Available records.
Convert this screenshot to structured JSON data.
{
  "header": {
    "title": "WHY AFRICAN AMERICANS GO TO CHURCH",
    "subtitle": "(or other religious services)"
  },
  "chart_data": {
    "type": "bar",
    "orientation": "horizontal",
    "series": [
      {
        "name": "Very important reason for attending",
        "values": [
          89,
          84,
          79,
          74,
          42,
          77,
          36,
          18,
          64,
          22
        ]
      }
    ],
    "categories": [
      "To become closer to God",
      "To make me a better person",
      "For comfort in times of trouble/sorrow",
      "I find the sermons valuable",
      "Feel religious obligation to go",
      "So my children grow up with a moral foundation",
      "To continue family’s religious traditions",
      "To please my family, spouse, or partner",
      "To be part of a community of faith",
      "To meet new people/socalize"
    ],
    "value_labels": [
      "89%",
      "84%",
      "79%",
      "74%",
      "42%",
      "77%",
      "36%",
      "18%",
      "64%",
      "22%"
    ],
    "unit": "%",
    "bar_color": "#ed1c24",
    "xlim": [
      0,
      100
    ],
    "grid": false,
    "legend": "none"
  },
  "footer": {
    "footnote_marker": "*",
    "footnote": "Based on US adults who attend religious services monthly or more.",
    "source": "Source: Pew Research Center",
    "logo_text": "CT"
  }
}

--

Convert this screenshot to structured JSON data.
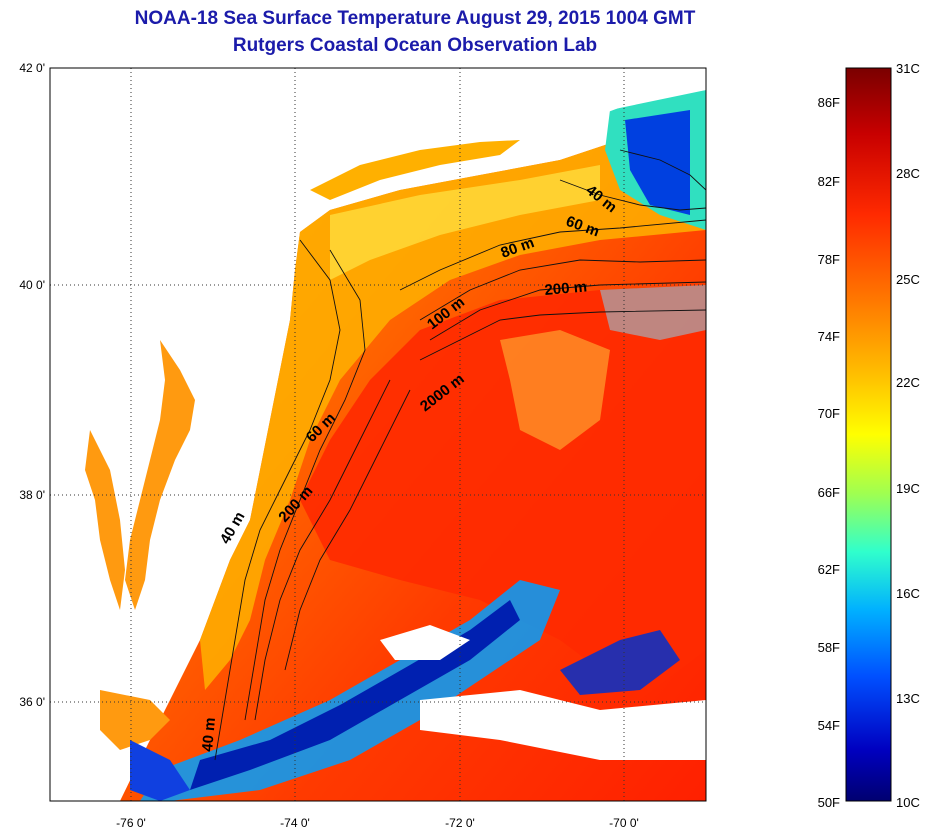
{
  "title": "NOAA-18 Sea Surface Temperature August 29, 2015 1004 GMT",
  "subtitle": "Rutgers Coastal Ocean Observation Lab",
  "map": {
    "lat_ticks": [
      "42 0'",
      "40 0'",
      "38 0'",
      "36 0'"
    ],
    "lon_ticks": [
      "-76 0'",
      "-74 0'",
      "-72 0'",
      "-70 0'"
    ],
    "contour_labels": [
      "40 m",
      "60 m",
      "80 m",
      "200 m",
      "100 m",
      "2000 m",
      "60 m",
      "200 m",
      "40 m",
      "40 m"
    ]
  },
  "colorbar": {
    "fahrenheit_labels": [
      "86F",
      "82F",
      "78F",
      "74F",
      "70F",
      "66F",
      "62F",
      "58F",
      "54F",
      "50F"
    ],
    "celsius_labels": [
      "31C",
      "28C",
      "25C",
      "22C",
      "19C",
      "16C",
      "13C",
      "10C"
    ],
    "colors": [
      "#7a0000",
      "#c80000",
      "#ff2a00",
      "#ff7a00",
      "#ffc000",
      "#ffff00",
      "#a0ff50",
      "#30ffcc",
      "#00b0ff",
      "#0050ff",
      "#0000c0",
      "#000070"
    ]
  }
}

==

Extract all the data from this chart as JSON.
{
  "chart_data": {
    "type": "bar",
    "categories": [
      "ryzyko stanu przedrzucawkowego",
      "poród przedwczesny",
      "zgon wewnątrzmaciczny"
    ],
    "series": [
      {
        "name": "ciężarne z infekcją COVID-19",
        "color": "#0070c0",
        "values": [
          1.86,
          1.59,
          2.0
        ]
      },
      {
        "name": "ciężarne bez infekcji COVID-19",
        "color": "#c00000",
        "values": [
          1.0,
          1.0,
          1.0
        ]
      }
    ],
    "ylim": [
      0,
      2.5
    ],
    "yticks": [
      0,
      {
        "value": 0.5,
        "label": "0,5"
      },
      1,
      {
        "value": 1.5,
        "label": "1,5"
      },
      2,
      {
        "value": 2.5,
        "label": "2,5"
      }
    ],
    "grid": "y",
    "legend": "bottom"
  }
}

Exercise description.
Indicate how many lines of the material contain the string "religious", giving the number and nothing more.

Solution to the exercise.
4